◆ Goal: The entries below should be given again exactly, minus their pictures.

>> START Material provided

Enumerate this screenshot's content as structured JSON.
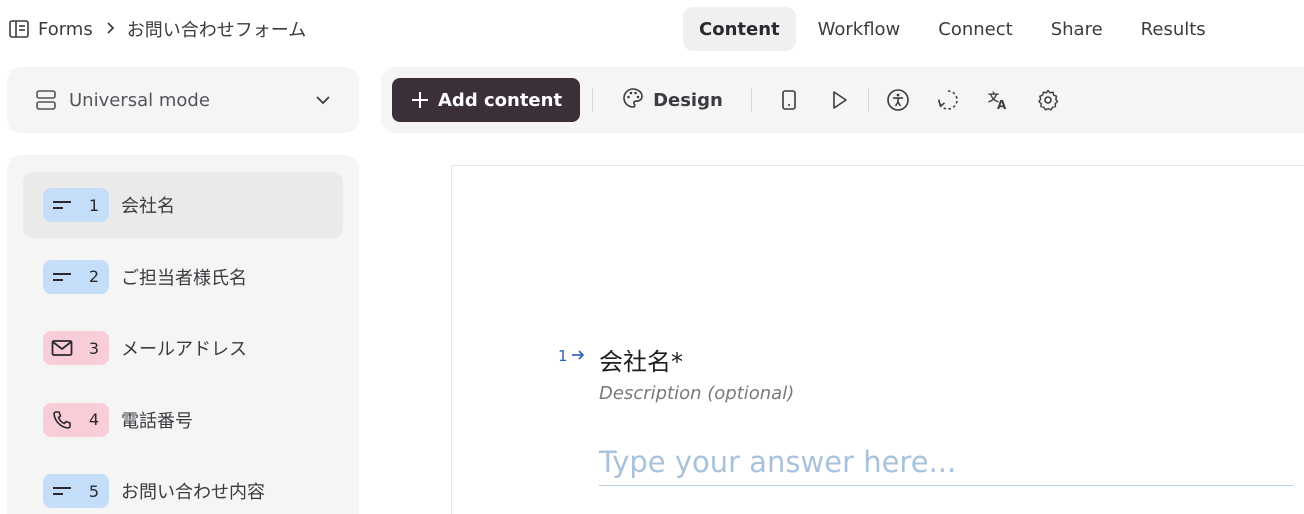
{
  "breadcrumb": {
    "root": "Forms",
    "current": "お問い合わせフォーム"
  },
  "tabs": [
    {
      "label": "Content",
      "active": true
    },
    {
      "label": "Workflow",
      "active": false
    },
    {
      "label": "Connect",
      "active": false
    },
    {
      "label": "Share",
      "active": false
    },
    {
      "label": "Results",
      "active": false
    }
  ],
  "mode": {
    "label": "Universal mode"
  },
  "toolbar": {
    "add_label": "Add content",
    "design_label": "Design",
    "icons": [
      "mobile-preview-icon",
      "play-icon",
      "accessibility-icon",
      "logic-icon",
      "translate-icon",
      "settings-icon"
    ]
  },
  "questions": [
    {
      "number": "1",
      "title": "会社名",
      "type": "short-text",
      "color": "blue",
      "selected": true
    },
    {
      "number": "2",
      "title": "ご担当者様氏名",
      "type": "short-text",
      "color": "blue",
      "selected": false
    },
    {
      "number": "3",
      "title": "メールアドレス",
      "type": "email",
      "color": "pink",
      "selected": false
    },
    {
      "number": "4",
      "title": "電話番号",
      "type": "phone",
      "color": "pink",
      "selected": false
    },
    {
      "number": "5",
      "title": "お問い合わせ内容",
      "type": "short-text",
      "color": "blue",
      "selected": false
    }
  ],
  "editor": {
    "question_number": "1",
    "question_title": "会社名*",
    "description_placeholder": "Description (optional)",
    "answer_placeholder": "Type your answer here..."
  },
  "colors": {
    "add_button_bg": "#3b2f3a",
    "badge_blue": "#c4def9",
    "badge_pink": "#f8cdd8",
    "number_arrow": "#2b5fb6",
    "answer_placeholder": "#a9c2dc"
  }
}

>> END Material provided

◆ Result for this exercise:
Enumerate this screenshot's content as structured JSON.
{
  "breadcrumb": {
    "root": "Forms",
    "current": "お問い合わせフォーム"
  },
  "tabs": [
    {
      "label": "Content",
      "active": true
    },
    {
      "label": "Workflow",
      "active": false
    },
    {
      "label": "Connect",
      "active": false
    },
    {
      "label": "Share",
      "active": false
    },
    {
      "label": "Results",
      "active": false
    }
  ],
  "mode": {
    "label": "Universal mode"
  },
  "toolbar": {
    "add_label": "Add content",
    "design_label": "Design",
    "icons": [
      "mobile-preview-icon",
      "play-icon",
      "accessibility-icon",
      "logic-icon",
      "translate-icon",
      "settings-icon"
    ]
  },
  "questions": [
    {
      "number": "1",
      "title": "会社名",
      "type": "short-text",
      "color": "blue",
      "selected": true
    },
    {
      "number": "2",
      "title": "ご担当者様氏名",
      "type": "short-text",
      "color": "blue",
      "selected": false
    },
    {
      "number": "3",
      "title": "メールアドレス",
      "type": "email",
      "color": "pink",
      "selected": false
    },
    {
      "number": "4",
      "title": "電話番号",
      "type": "phone",
      "color": "pink",
      "selected": false
    },
    {
      "number": "5",
      "title": "お問い合わせ内容",
      "type": "short-text",
      "color": "blue",
      "selected": false
    }
  ],
  "editor": {
    "question_number": "1",
    "question_title": "会社名*",
    "description_placeholder": "Description (optional)",
    "answer_placeholder": "Type your answer here..."
  },
  "colors": {
    "add_button_bg": "#3b2f3a",
    "badge_blue": "#c4def9",
    "badge_pink": "#f8cdd8",
    "number_arrow": "#2b5fb6",
    "answer_placeholder": "#a9c2dc"
  }
}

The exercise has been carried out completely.